WORK TO BE COMPLETED: Repeat, word for word, the line with "Parse this screenshot: output" and each one after it to the end. No picture goes into the copy.
— Start DATASET —
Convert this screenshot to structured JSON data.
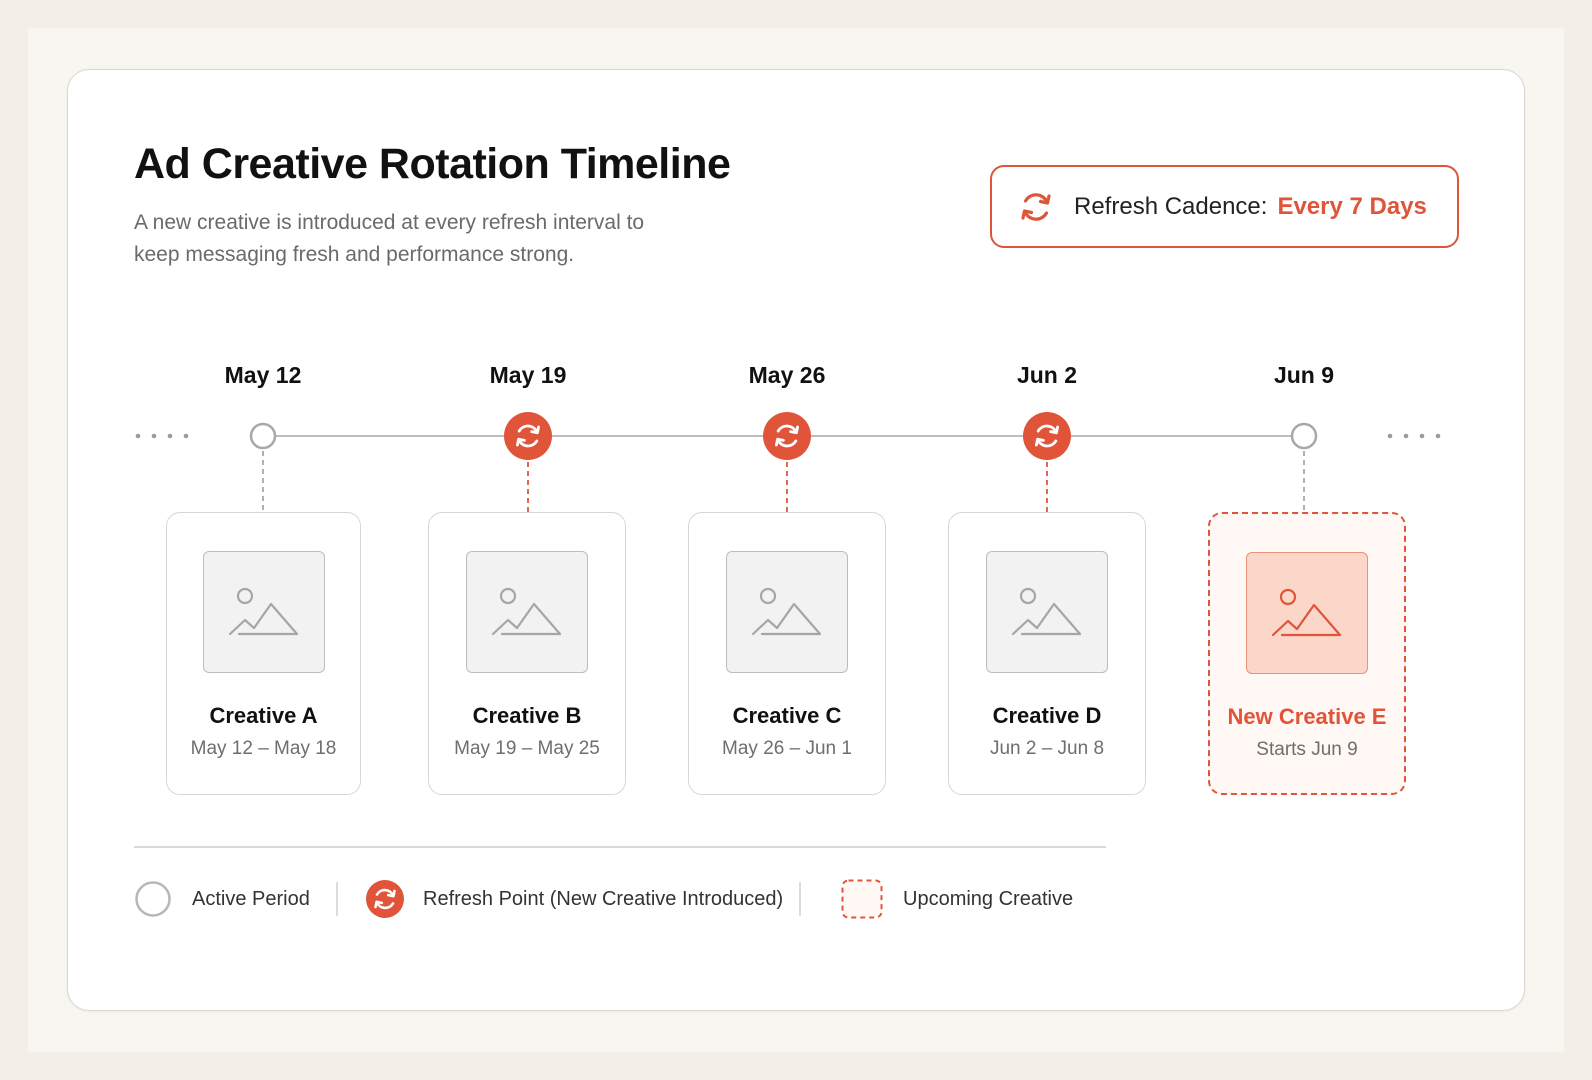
{
  "title": "Ad Creative Rotation Timeline",
  "subtitle": "A new creative is introduced at every refresh interval to keep messaging fresh and performance strong.",
  "cadence": {
    "label": "Refresh Cadence:",
    "value": "Every 7 Days",
    "icon": "refresh-icon"
  },
  "colors": {
    "accent": "#e0553a",
    "line": "#bdbdbd",
    "text": "#111111",
    "muted": "#6e6e6e"
  },
  "timeline": {
    "nodes": [
      {
        "date": "May 12",
        "kind": "active"
      },
      {
        "date": "May 19",
        "kind": "refresh"
      },
      {
        "date": "May 26",
        "kind": "refresh"
      },
      {
        "date": "Jun 2",
        "kind": "refresh"
      },
      {
        "date": "Jun 9",
        "kind": "active"
      }
    ]
  },
  "creatives": [
    {
      "name": "Creative A",
      "range": "May 12 – May 18",
      "upcoming": false,
      "icon": "image-placeholder-icon"
    },
    {
      "name": "Creative B",
      "range": "May 19 – May 25",
      "upcoming": false,
      "icon": "image-placeholder-icon"
    },
    {
      "name": "Creative C",
      "range": "May 26 – Jun 1",
      "upcoming": false,
      "icon": "image-placeholder-icon"
    },
    {
      "name": "Creative D",
      "range": "Jun 2 – Jun 8",
      "upcoming": false,
      "icon": "image-placeholder-icon"
    },
    {
      "name": "New Creative E",
      "range": "Starts Jun 9",
      "upcoming": true,
      "icon": "image-placeholder-icon"
    }
  ],
  "legend": {
    "active": "Active Period",
    "refresh": "Refresh Point (New Creative Introduced)",
    "upcoming": "Upcoming Creative"
  }
}
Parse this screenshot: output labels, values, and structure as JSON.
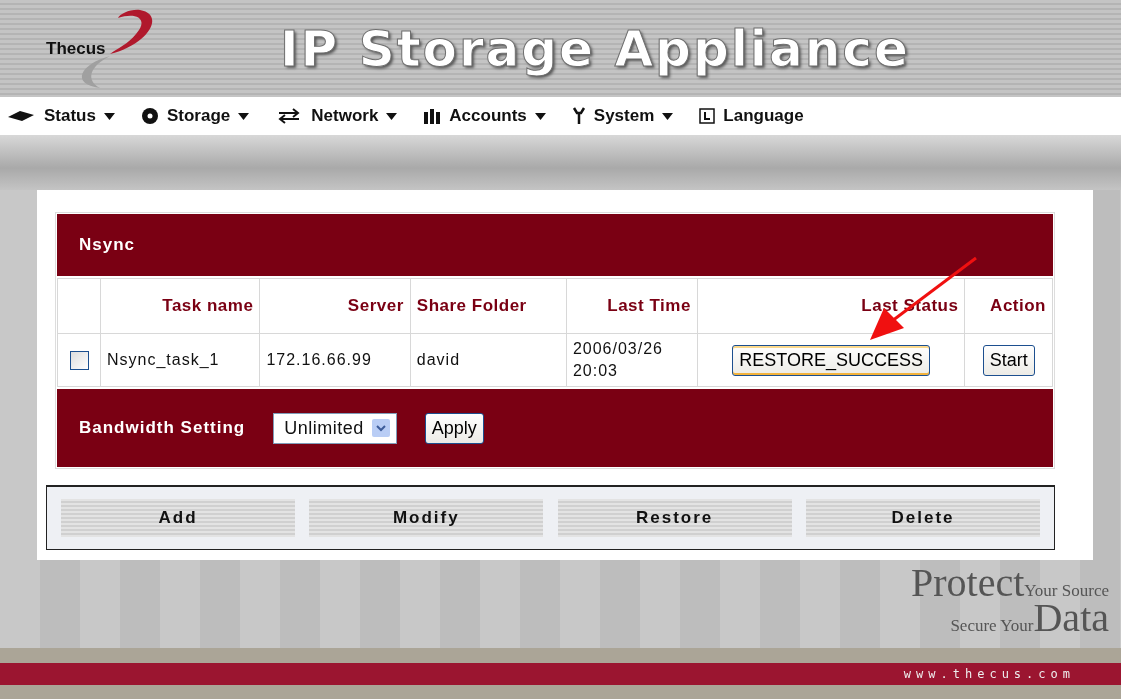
{
  "header": {
    "logo": "Thecus",
    "title": "IP Storage Appliance"
  },
  "menu": [
    {
      "label": "Status",
      "dropdown": true
    },
    {
      "label": "Storage",
      "dropdown": true
    },
    {
      "label": "Network",
      "dropdown": true
    },
    {
      "label": "Accounts",
      "dropdown": true
    },
    {
      "label": "System",
      "dropdown": true
    },
    {
      "label": "Language",
      "dropdown": false
    }
  ],
  "panel": {
    "title": "Nsync",
    "columns": [
      "Task name",
      "Server",
      "Share Folder",
      "Last Time",
      "Last Status",
      "Action"
    ],
    "rows": [
      {
        "checked": false,
        "task_name": "Nsync_task_1",
        "server": "172.16.66.99",
        "share_folder": "david",
        "last_time": [
          "2006/03/26",
          "20:03"
        ],
        "last_status": "RESTORE_SUCCESS",
        "action": "Start"
      }
    ],
    "bandwidth": {
      "label": "Bandwidth Setting",
      "value": "Unlimited",
      "apply": "Apply"
    },
    "buttons": [
      "Add",
      "Modify",
      "Restore",
      "Delete"
    ]
  },
  "slogan": {
    "protect": "Protect",
    "your_source": "Your Source",
    "secure_your": "Secure Your",
    "data": "Data"
  },
  "footer": {
    "url": "www.thecus.com"
  }
}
— End DATASET —
REPLY:
Parse this screenshot: output labels, values, and structure as JSON.
{
  "header": {
    "logo": "Thecus",
    "title": "IP Storage Appliance"
  },
  "menu": [
    {
      "label": "Status",
      "dropdown": true
    },
    {
      "label": "Storage",
      "dropdown": true
    },
    {
      "label": "Network",
      "dropdown": true
    },
    {
      "label": "Accounts",
      "dropdown": true
    },
    {
      "label": "System",
      "dropdown": true
    },
    {
      "label": "Language",
      "dropdown": false
    }
  ],
  "panel": {
    "title": "Nsync",
    "columns": [
      "Task name",
      "Server",
      "Share Folder",
      "Last Time",
      "Last Status",
      "Action"
    ],
    "rows": [
      {
        "checked": false,
        "task_name": "Nsync_task_1",
        "server": "172.16.66.99",
        "share_folder": "david",
        "last_time": [
          "2006/03/26",
          "20:03"
        ],
        "last_status": "RESTORE_SUCCESS",
        "action": "Start"
      }
    ],
    "bandwidth": {
      "label": "Bandwidth Setting",
      "value": "Unlimited",
      "apply": "Apply"
    },
    "buttons": [
      "Add",
      "Modify",
      "Restore",
      "Delete"
    ]
  },
  "slogan": {
    "protect": "Protect",
    "your_source": "Your Source",
    "secure_your": "Secure Your",
    "data": "Data"
  },
  "footer": {
    "url": "www.thecus.com"
  }
}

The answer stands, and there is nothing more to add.